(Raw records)
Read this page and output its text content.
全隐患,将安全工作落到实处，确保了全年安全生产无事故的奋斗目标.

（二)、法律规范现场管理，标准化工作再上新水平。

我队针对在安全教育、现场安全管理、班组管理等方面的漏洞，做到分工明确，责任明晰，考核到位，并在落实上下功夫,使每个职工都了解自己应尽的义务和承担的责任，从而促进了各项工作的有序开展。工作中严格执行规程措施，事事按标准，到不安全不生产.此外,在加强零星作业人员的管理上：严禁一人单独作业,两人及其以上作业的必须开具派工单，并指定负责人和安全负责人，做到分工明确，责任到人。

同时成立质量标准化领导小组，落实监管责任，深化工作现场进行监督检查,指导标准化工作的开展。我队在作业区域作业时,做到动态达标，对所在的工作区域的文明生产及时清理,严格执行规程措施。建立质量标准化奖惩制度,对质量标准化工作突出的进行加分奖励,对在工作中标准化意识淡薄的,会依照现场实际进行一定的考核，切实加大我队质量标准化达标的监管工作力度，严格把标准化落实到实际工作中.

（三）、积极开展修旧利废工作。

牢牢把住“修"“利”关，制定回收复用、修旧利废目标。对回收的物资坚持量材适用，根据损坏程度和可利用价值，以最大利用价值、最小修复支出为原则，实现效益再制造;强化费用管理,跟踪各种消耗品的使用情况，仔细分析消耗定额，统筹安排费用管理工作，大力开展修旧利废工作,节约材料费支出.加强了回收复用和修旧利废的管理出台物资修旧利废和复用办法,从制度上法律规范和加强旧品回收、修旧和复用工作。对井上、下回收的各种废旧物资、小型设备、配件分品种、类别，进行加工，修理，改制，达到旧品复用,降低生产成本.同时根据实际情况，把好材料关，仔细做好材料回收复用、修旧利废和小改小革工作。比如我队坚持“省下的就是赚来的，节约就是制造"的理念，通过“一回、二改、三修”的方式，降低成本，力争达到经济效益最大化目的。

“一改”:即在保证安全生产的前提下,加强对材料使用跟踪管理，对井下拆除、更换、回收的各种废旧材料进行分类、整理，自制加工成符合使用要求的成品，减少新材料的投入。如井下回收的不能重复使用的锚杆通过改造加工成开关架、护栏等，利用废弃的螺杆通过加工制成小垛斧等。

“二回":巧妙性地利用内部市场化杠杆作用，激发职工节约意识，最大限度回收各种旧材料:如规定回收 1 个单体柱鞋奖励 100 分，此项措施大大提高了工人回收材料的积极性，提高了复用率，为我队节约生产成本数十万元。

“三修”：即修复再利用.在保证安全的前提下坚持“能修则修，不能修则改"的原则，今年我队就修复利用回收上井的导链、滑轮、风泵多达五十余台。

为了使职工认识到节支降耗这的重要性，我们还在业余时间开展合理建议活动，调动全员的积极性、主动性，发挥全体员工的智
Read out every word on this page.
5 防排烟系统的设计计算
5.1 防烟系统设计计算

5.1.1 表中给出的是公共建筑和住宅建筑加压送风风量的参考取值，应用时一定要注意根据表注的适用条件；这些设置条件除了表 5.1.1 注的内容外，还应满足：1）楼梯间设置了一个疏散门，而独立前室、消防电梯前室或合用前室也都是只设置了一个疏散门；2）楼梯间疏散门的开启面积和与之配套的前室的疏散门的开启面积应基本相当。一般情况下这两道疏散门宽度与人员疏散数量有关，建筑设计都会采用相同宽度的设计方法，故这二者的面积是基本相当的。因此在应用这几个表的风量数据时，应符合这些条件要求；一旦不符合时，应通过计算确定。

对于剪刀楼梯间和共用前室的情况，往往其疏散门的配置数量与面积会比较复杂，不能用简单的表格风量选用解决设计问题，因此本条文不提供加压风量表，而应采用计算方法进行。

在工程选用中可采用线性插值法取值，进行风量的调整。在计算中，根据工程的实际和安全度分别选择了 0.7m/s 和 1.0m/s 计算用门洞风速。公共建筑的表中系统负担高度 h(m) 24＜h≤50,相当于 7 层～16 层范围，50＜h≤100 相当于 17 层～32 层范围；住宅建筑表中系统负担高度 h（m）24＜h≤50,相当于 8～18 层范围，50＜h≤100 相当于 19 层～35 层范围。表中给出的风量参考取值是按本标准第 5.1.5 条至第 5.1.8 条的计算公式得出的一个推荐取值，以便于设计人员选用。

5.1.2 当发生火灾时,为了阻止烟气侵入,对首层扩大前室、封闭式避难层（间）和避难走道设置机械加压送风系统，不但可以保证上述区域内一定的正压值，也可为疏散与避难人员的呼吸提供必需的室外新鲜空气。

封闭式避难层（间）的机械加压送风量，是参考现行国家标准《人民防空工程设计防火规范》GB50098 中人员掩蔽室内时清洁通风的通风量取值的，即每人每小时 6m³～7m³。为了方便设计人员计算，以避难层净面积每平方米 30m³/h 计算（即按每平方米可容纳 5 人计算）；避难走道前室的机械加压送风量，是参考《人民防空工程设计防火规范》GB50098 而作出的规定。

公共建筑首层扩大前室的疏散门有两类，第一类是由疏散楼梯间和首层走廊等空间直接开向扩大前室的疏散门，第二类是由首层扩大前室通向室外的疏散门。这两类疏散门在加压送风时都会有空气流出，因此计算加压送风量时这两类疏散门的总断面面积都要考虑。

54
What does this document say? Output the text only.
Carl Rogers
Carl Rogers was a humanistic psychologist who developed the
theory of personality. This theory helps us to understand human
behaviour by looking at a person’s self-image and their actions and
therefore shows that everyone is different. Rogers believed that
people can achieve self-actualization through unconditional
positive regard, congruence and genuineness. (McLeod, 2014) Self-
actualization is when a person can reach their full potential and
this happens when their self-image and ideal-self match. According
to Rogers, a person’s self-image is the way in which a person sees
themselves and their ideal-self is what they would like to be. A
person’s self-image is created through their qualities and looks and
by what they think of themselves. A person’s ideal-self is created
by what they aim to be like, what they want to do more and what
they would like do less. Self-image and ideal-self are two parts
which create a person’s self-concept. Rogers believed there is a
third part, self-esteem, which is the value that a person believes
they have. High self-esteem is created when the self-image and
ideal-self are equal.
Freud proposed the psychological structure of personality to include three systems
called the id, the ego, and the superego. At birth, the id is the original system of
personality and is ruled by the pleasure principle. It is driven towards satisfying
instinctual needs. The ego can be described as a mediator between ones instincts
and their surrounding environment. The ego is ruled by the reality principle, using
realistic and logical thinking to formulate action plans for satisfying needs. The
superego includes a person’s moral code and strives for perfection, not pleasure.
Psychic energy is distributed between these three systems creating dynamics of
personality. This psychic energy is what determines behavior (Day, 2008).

■ **Given request**
Repeat all of the records above exactly as written.

■ **Task solution**
Read this page and output its text content.
全隐患,将安全工作落到实处，确保了全年安全生产无事故的奋斗目标.

（二)、法律规范现场管理，标准化工作再上新水平。

我队针对在安全教育、现场安全管理、班组管理等方面的漏洞，做到分工明确，责任明晰，考核到位，并在落实上下功夫,使每个职工都了解自己应尽的义务和承担的责任，从而促进了各项工作的有序开展。工作中严格执行规程措施，事事按标准，到不安全不生产.此外,在加强零星作业人员的管理上：严禁一人单独作业,两人及其以上作业的必须开具派工单，并指定负责人和安全负责人，做到分工明确，责任到人。

同时成立质量标准化领导小组，落实监管责任，深化工作现场进行监督检查,指导标准化工作的开展。我队在作业区域作业时,做到动态达标，对所在的工作区域的文明生产及时清理,严格执行规程措施。建立质量标准化奖惩制度,对质量标准化工作突出的进行加分奖励,对在工作中标准化意识淡薄的,会依照现场实际进行一定的考核，切实加大我队质量标准化达标的监管工作力度，严格把标准化落实到实际工作中.

（三）、积极开展修旧利废工作。

牢牢把住“修"“利”关，制定回收复用、修旧利废目标。对回收的物资坚持量材适用，根据损坏程度和可利用价值，以最大利用价值、最小修复支出为原则，实现效益再制造;强化费用管理,跟踪各种消耗品的使用情况，仔细分析消耗定额，统筹安排费用管理工作，大力开展修旧利废工作,节约材料费支出.加强了回收复用和修旧利废的管理出台物资修旧利废和复用办法,从制度上法律规范和加强旧品回收、修旧和复用工作。对井上、下回收的各种废旧物资、小型设备、配件分品种、类别，进行加工，修理，改制，达到旧品复用,降低生产成本.同时根据实际情况，把好材料关，仔细做好材料回收复用、修旧利废和小改小革工作。比如我队坚持“省下的就是赚来的，节约就是制造"的理念，通过“一回、二改、三修”的方式，降低成本，力争达到经济效益最大化目的。

“一改”:即在保证安全生产的前提下,加强对材料使用跟踪管理，对井下拆除、更换、回收的各种废旧材料进行分类、整理，自制加工成符合使用要求的成品，减少新材料的投入。如井下回收的不能重复使用的锚杆通过改造加工成开关架、护栏等，利用废弃的螺杆通过加工制成小垛斧等。

“二回":巧妙性地利用内部市场化杠杆作用，激发职工节约意识，最大限度回收各种旧材料:如规定回收 1 个单体柱鞋奖励 100 分，此项措施大大提高了工人回收材料的积极性，提高了复用率，为我队节约生产成本数十万元。

“三修”：即修复再利用.在保证安全的前提下坚持“能修则修，不能修则改"的原则，今年我队就修复利用回收上井的导链、滑轮、风泵多达五十余台。

为了使职工认识到节支降耗这的重要性，我们还在业余时间开展合理建议活动，调动全员的积极性、主动性，发挥全体员工的智
Read out every word on this page.
5 防排烟系统的设计计算
5.1 防烟系统设计计算

5.1.1 表中给出的是公共建筑和住宅建筑加压送风风量的参考取值，应用时一定要注意根据表注的适用条件；这些设置条件除了表 5.1.1 注的内容外，还应满足：1）楼梯间设置了一个疏散门，而独立前室、消防电梯前室或合用前室也都是只设置了一个疏散门；2）楼梯间疏散门的开启面积和与之配套的前室的疏散门的开启面积应基本相当。一般情况下这两道疏散门宽度与人员疏散数量有关，建筑设计都会采用相同宽度的设计方法，故这二者的面积是基本相当的。因此在应用这几个表的风量数据时，应符合这些条件要求；一旦不符合时，应通过计算确定。

对于剪刀楼梯间和共用前室的情况，往往其疏散门的配置数量与面积会比较复杂，不能用简单的表格风量选用解决设计问题，因此本条文不提供加压风量表，而应采用计算方法进行。

在工程选用中可采用线性插值法取值，进行风量的调整。在计算中，根据工程的实际和安全度分别选择了 0.7m/s 和 1.0m/s 计算用门洞风速。公共建筑的表中系统负担高度 h(m) 24＜h≤50,相当于 7 层～16 层范围，50＜h≤100 相当于 17 层～32 层范围；住宅建筑表中系统负担高度 h（m）24＜h≤50,相当于 8～18 层范围，50＜h≤100 相当于 19 层～35 层范围。表中给出的风量参考取值是按本标准第 5.1.5 条至第 5.1.8 条的计算公式得出的一个推荐取值，以便于设计人员选用。

5.1.2 当发生火灾时,为了阻止烟气侵入,对首层扩大前室、封闭式避难层（间）和避难走道设置机械加压送风系统，不但可以保证上述区域内一定的正压值，也可为疏散与避难人员的呼吸提供必需的室外新鲜空气。

封闭式避难层（间）的机械加压送风量，是参考现行国家标准《人民防空工程设计防火规范》GB50098 中人员掩蔽室内时清洁通风的通风量取值的，即每人每小时 6m³～7m³。为了方便设计人员计算，以避难层净面积每平方米 30m³/h 计算（即按每平方米可容纳 5 人计算）；避难走道前室的机械加压送风量，是参考《人民防空工程设计防火规范》GB50098 而作出的规定。

公共建筑首层扩大前室的疏散门有两类，第一类是由疏散楼梯间和首层走廊等空间直接开向扩大前室的疏散门，第二类是由首层扩大前室通向室外的疏散门。这两类疏散门在加压送风时都会有空气流出，因此计算加压送风量时这两类疏散门的总断面面积都要考虑。

54
What does this document say? Output the text only.
Carl Rogers
Carl Rogers was a humanistic psychologist who developed the
theory of personality. This theory helps us to understand human
behaviour by looking at a person’s self-image and their actions and
therefore shows that everyone is different. Rogers believed that
people can achieve self-actualization through unconditional
positive regard, congruence and genuineness. (McLeod, 2014) Self-
actualization is when a person can reach their full potential and
this happens when their self-image and ideal-self match. According
to Rogers, a person’s self-image is the way in which a person sees
themselves and their ideal-self is what they would like to be. A
person’s self-image is created through their qualities and looks and
by what they think of themselves. A person’s ideal-self is created
by what they aim to be like, what they want to do more and what
they would like do less. Self-image and ideal-self are two parts
which create a person’s self-concept. Rogers believed there is a
third part, self-esteem, which is the value that a person believes
they have. High self-esteem is created when the self-image and
ideal-self are equal.
Freud proposed the psychological structure of personality to include three systems
called the id, the ego, and the superego. At birth, the id is the original system of
personality and is ruled by the pleasure principle. It is driven towards satisfying
instinctual needs. The ego can be described as a mediator between ones instincts
and their surrounding environment. The ego is ruled by the reality principle, using
realistic and logical thinking to formulate action plans for satisfying needs. The
superego includes a person’s moral code and strives for perfection, not pleasure.
Psychic energy is distributed between these three systems creating dynamics of
personality. This psychic energy is what determines behavior (Day, 2008).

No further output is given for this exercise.